## Short task
Copy out all the lines exactly. Omit pictures.

--- START Material provided ---

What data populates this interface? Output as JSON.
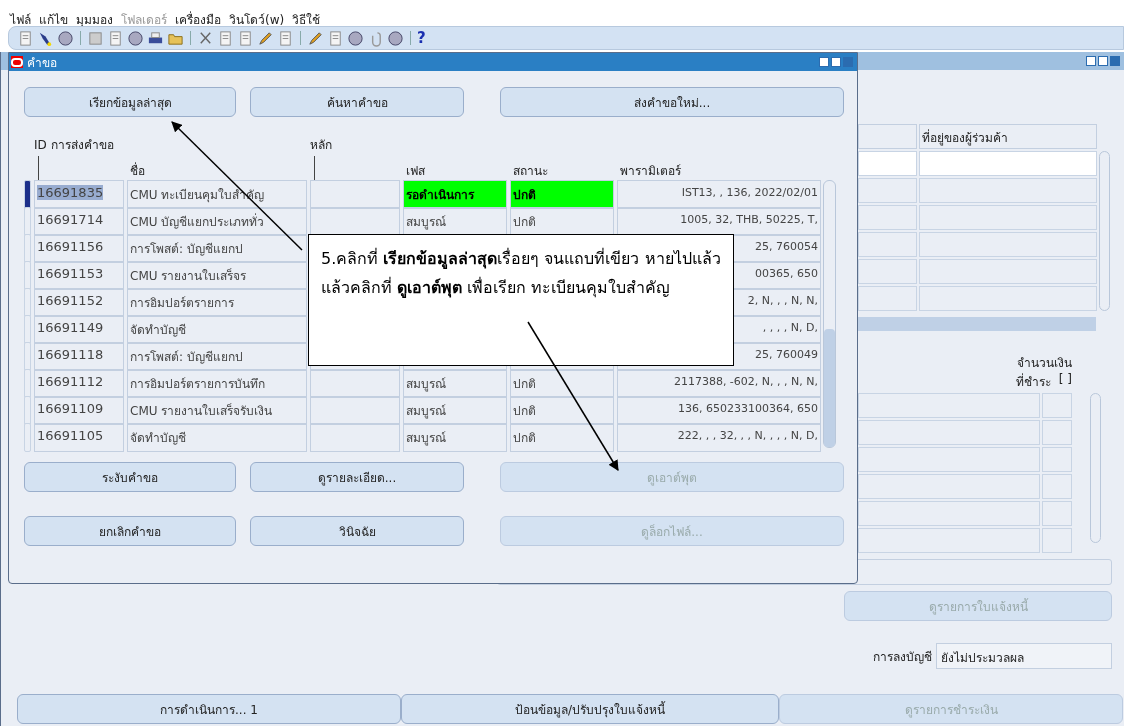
{
  "menu": [
    {
      "label": "ไฟล์",
      "disabled": false
    },
    {
      "label": "แก้ไข",
      "disabled": false
    },
    {
      "label": "มุมมอง",
      "disabled": false
    },
    {
      "label": "โฟลเดอร์",
      "disabled": true
    },
    {
      "label": "เครื่องมือ",
      "disabled": false
    },
    {
      "label": "วินโดว์(w)",
      "disabled": false
    },
    {
      "label": "วิธีใช้",
      "disabled": false
    }
  ],
  "toolbar": {
    "help": "?"
  },
  "back_window": {
    "column_2": "ที่อยู่ของผู้ร่วมค้า",
    "amount_header": [
      "จำนวนเงิน",
      "ที่ชำระ"
    ],
    "amount_bracket": "[ ]",
    "invoice_list_button": {
      "label": "ดูรายการใบแจ้งหนี้",
      "disabled": true
    },
    "posting": {
      "label": "การลงบัญชี",
      "value": "ยังไม่ประมวลผล"
    },
    "buttons": [
      {
        "label": "การดำเนินการ... 1",
        "disabled": false
      },
      {
        "label": "ป้อนข้อมูล/ปรับปรุงใบแจ้งหนี้",
        "disabled": false
      },
      {
        "label": "ดูรายการชำระเงิน",
        "disabled": true
      }
    ]
  },
  "requests_window": {
    "title": "คำขอ",
    "top_buttons": [
      {
        "label": "เรียกข้อมูลล่าสุด",
        "disabled": false
      },
      {
        "label": "ค้นหาคำขอ",
        "disabled": false
      },
      {
        "label": "ส่งคำขอใหม่...",
        "disabled": false
      }
    ],
    "columns": {
      "id": "ID การส่งคำขอ",
      "main": "หลัก",
      "name": "ชื่อ",
      "phase": "เฟส",
      "status": "สถานะ",
      "parameters": "พารามิเตอร์"
    },
    "rows": [
      {
        "id": "16691835",
        "name": "CMU ทะเบียนคุมใบสำคัญ",
        "phase": "รอดำเนินการ",
        "status": "ปกติ",
        "parameters": "IST13, , 136, 2022/02/01",
        "selected": true,
        "highlighted": true
      },
      {
        "id": "16691714",
        "name": "CMU บัญชีแยกประเภททั่ว",
        "phase": "สมบูรณ์",
        "status": "ปกติ",
        "parameters": "1005, 32, THB, 50225, T,",
        "selected": false,
        "highlighted": false
      },
      {
        "id": "16691156",
        "name": "การโพสต์: บัญชีแยกป",
        "parameters": "25, 760054",
        "selected": false
      },
      {
        "id": "16691153",
        "name": "CMU รายงานใบเสร็จร",
        "parameters": "00365, 650",
        "selected": false
      },
      {
        "id": "16691152",
        "name": "การอิมปอร์ตรายการ",
        "parameters": "2, N, , , N, N,",
        "selected": false
      },
      {
        "id": "16691149",
        "name": "จัดทำบัญชี",
        "parameters": ", , , , N, D,",
        "selected": false
      },
      {
        "id": "16691118",
        "name": "การโพสต์: บัญชีแยกป",
        "parameters": "25, 760049",
        "selected": false
      },
      {
        "id": "16691112",
        "name": "การอิมปอร์ตรายการบันทึก",
        "phase": "สมบูรณ์",
        "status": "ปกติ",
        "parameters": "2117388, -602, N, , , N, N,",
        "selected": false,
        "highlighted": false
      },
      {
        "id": "16691109",
        "name": "CMU รายงานใบเสร็จรับเงิน",
        "phase": "สมบูรณ์",
        "status": "ปกติ",
        "parameters": "136, 650233100364, 650",
        "selected": false,
        "highlighted": false
      },
      {
        "id": "16691105",
        "name": "จัดทำบัญชี",
        "phase": "สมบูรณ์",
        "status": "ปกติ",
        "parameters": "222, , , 32, , , N, , , , N, D,",
        "selected": false,
        "highlighted": false
      }
    ],
    "bottom_buttons": [
      [
        {
          "label": "ระงับคำขอ",
          "disabled": false
        },
        {
          "label": "ดูรายละเอียด...",
          "disabled": false
        },
        {
          "label": "ดูเอาต์พุต",
          "disabled": true
        }
      ],
      [
        {
          "label": "ยกเลิกคำขอ",
          "disabled": false
        },
        {
          "label": "วินิจฉัย",
          "disabled": false
        },
        {
          "label": "ดูล็อกไฟล์...",
          "disabled": true
        }
      ]
    ]
  },
  "callout": {
    "text": "5.คลิกที่ **เรียกข้อมูลล่าสุด**เรื่อยๆ จนแถบที่เขียว หายไปแล้ว แล้วคลิกที่ **ดูเอาต์พุต** เพื่อเรียก ทะเบียนคุมใบสำคัญ"
  }
}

--- END Material provided ---

## Solved problem
What data populates this interface? Output as JSON.
{
  "menu": [
    {
      "label": "ไฟล์",
      "disabled": false
    },
    {
      "label": "แก้ไข",
      "disabled": false
    },
    {
      "label": "มุมมอง",
      "disabled": false
    },
    {
      "label": "โฟลเดอร์",
      "disabled": true
    },
    {
      "label": "เครื่องมือ",
      "disabled": false
    },
    {
      "label": "วินโดว์(w)",
      "disabled": false
    },
    {
      "label": "วิธีใช้",
      "disabled": false
    }
  ],
  "toolbar": {
    "help": "?"
  },
  "back_window": {
    "column_2": "ที่อยู่ของผู้ร่วมค้า",
    "amount_header": [
      "จำนวนเงิน",
      "ที่ชำระ"
    ],
    "amount_bracket": "[ ]",
    "invoice_list_button": {
      "label": "ดูรายการใบแจ้งหนี้",
      "disabled": true
    },
    "posting": {
      "label": "การลงบัญชี",
      "value": "ยังไม่ประมวลผล"
    },
    "buttons": [
      {
        "label": "การดำเนินการ... 1",
        "disabled": false
      },
      {
        "label": "ป้อนข้อมูล/ปรับปรุงใบแจ้งหนี้",
        "disabled": false
      },
      {
        "label": "ดูรายการชำระเงิน",
        "disabled": true
      }
    ]
  },
  "requests_window": {
    "title": "คำขอ",
    "top_buttons": [
      {
        "label": "เรียกข้อมูลล่าสุด",
        "disabled": false
      },
      {
        "label": "ค้นหาคำขอ",
        "disabled": false
      },
      {
        "label": "ส่งคำขอใหม่...",
        "disabled": false
      }
    ],
    "columns": {
      "id": "ID การส่งคำขอ",
      "main": "หลัก",
      "name": "ชื่อ",
      "phase": "เฟส",
      "status": "สถานะ",
      "parameters": "พารามิเตอร์"
    },
    "rows": [
      {
        "id": "16691835",
        "name": "CMU ทะเบียนคุมใบสำคัญ",
        "phase": "รอดำเนินการ",
        "status": "ปกติ",
        "parameters": "IST13, , 136, 2022/02/01",
        "selected": true,
        "highlighted": true
      },
      {
        "id": "16691714",
        "name": "CMU บัญชีแยกประเภททั่ว",
        "phase": "สมบูรณ์",
        "status": "ปกติ",
        "parameters": "1005, 32, THB, 50225, T,",
        "selected": false,
        "highlighted": false
      },
      {
        "id": "16691156",
        "name": "การโพสต์: บัญชีแยกป",
        "parameters": "25, 760054",
        "selected": false
      },
      {
        "id": "16691153",
        "name": "CMU รายงานใบเสร็จร",
        "parameters": "00365, 650",
        "selected": false
      },
      {
        "id": "16691152",
        "name": "การอิมปอร์ตรายการ",
        "parameters": "2, N, , , N, N,",
        "selected": false
      },
      {
        "id": "16691149",
        "name": "จัดทำบัญชี",
        "parameters": ", , , , N, D,",
        "selected": false
      },
      {
        "id": "16691118",
        "name": "การโพสต์: บัญชีแยกป",
        "parameters": "25, 760049",
        "selected": false
      },
      {
        "id": "16691112",
        "name": "การอิมปอร์ตรายการบันทึก",
        "phase": "สมบูรณ์",
        "status": "ปกติ",
        "parameters": "2117388, -602, N, , , N, N,",
        "selected": false,
        "highlighted": false
      },
      {
        "id": "16691109",
        "name": "CMU รายงานใบเสร็จรับเงิน",
        "phase": "สมบูรณ์",
        "status": "ปกติ",
        "parameters": "136, 650233100364, 650",
        "selected": false,
        "highlighted": false
      },
      {
        "id": "16691105",
        "name": "จัดทำบัญชี",
        "phase": "สมบูรณ์",
        "status": "ปกติ",
        "parameters": "222, , , 32, , , N, , , , N, D,",
        "selected": false,
        "highlighted": false
      }
    ],
    "bottom_buttons": [
      [
        {
          "label": "ระงับคำขอ",
          "disabled": false
        },
        {
          "label": "ดูรายละเอียด...",
          "disabled": false
        },
        {
          "label": "ดูเอาต์พุต",
          "disabled": true
        }
      ],
      [
        {
          "label": "ยกเลิกคำขอ",
          "disabled": false
        },
        {
          "label": "วินิจฉัย",
          "disabled": false
        },
        {
          "label": "ดูล็อกไฟล์...",
          "disabled": true
        }
      ]
    ]
  },
  "callout": {
    "text": "5.คลิกที่ **เรียกข้อมูลล่าสุด**เรื่อยๆ จนแถบที่เขียว หายไปแล้ว แล้วคลิกที่ **ดูเอาต์พุต** เพื่อเรียก ทะเบียนคุมใบสำคัญ"
  }
}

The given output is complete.